What is asked
Check each line of the records below for the word "targets" and copy those where it appears.

[Records that describe figures]
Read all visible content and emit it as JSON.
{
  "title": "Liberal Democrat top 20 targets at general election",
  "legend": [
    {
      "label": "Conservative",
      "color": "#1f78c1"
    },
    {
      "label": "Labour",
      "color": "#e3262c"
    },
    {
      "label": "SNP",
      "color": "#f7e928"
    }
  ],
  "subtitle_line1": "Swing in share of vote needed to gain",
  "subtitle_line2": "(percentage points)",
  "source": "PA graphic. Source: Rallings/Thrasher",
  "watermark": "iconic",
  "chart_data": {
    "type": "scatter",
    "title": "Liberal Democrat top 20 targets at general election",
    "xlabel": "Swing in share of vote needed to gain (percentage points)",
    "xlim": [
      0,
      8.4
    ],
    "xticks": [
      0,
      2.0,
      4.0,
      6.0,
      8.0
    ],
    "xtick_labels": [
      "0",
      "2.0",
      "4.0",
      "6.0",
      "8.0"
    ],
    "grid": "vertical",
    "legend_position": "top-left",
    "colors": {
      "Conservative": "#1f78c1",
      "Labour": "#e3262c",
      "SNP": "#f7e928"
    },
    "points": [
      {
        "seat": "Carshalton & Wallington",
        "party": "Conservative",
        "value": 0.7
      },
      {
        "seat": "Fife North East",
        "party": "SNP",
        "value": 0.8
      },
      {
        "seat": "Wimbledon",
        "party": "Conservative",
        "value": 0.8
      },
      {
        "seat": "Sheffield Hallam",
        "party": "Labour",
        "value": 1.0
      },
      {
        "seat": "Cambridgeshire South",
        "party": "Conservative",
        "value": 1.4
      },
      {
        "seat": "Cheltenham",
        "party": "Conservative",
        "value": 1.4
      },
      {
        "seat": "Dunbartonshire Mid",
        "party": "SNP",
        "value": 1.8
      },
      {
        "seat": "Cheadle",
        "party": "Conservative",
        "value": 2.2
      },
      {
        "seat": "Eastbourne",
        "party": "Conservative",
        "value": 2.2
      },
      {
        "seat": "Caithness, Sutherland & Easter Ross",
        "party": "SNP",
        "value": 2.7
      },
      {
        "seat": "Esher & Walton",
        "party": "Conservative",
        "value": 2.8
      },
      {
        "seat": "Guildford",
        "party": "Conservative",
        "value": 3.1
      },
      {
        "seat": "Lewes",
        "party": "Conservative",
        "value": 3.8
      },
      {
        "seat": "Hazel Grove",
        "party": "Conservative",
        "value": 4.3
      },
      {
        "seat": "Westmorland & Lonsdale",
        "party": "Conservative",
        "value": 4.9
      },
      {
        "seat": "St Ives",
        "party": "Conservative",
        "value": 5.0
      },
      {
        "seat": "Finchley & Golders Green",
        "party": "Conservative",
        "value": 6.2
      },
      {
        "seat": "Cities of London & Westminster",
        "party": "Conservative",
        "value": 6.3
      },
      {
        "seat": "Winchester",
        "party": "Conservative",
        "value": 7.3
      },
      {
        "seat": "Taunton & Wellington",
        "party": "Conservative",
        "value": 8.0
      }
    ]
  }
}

--

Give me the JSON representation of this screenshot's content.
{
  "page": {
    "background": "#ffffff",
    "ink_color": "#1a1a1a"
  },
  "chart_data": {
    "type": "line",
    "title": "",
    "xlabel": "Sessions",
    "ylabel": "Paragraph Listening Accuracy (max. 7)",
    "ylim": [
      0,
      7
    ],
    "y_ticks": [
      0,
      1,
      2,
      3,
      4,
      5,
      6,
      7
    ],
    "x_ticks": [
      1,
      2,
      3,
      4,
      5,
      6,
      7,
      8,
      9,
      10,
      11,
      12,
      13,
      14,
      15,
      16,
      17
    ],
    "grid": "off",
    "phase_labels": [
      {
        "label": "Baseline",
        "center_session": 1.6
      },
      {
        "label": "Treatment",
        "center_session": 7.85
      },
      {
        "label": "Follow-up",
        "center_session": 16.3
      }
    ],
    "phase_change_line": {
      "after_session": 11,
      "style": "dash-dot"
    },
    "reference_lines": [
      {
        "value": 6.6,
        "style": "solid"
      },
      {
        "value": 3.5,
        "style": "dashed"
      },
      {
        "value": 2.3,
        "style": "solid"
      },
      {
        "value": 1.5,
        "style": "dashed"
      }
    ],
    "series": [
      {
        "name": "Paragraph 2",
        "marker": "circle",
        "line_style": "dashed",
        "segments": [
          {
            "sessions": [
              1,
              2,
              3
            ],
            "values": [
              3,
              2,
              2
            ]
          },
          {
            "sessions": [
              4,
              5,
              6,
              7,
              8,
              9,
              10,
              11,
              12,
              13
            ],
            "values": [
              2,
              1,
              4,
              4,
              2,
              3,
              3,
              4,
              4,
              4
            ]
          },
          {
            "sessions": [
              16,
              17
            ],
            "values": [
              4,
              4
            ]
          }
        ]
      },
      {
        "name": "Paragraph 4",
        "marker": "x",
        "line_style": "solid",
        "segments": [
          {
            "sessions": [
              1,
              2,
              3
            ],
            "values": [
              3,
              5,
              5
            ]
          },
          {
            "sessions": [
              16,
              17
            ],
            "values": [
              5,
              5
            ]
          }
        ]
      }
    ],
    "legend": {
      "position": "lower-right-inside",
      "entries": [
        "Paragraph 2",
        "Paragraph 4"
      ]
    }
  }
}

==

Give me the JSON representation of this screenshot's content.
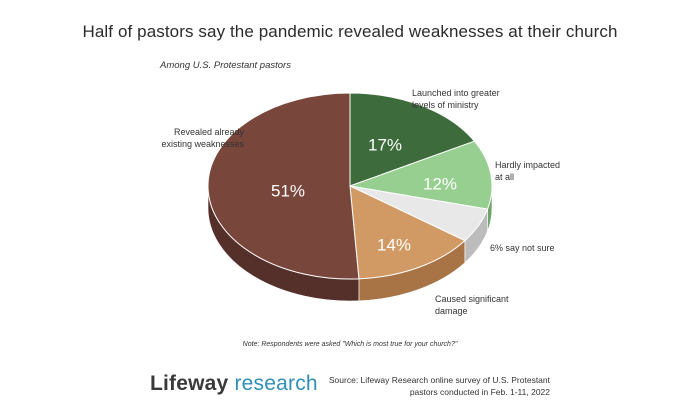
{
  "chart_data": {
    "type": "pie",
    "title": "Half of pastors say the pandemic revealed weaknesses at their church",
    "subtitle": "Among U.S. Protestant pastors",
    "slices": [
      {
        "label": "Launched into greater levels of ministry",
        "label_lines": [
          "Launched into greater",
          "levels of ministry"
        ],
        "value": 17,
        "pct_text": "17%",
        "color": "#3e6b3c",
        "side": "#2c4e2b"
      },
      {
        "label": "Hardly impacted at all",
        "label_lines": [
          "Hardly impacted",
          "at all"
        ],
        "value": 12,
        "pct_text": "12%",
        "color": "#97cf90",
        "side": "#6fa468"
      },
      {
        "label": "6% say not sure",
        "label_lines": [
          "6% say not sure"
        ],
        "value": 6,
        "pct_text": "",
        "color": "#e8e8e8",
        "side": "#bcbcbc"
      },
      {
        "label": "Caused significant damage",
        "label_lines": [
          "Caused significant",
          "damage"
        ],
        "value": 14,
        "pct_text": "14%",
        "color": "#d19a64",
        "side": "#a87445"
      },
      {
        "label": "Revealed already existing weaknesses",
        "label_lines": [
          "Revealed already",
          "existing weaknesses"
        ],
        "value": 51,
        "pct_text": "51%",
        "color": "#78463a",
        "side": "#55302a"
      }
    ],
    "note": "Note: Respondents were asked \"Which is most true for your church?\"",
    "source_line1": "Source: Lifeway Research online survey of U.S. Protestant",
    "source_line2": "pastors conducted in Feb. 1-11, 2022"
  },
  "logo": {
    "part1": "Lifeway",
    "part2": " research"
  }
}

Answer to the problem
  "title": "Liberal Democrat top 20 targets at general election",
    "title": "Liberal Democrat top 20 targets at general election",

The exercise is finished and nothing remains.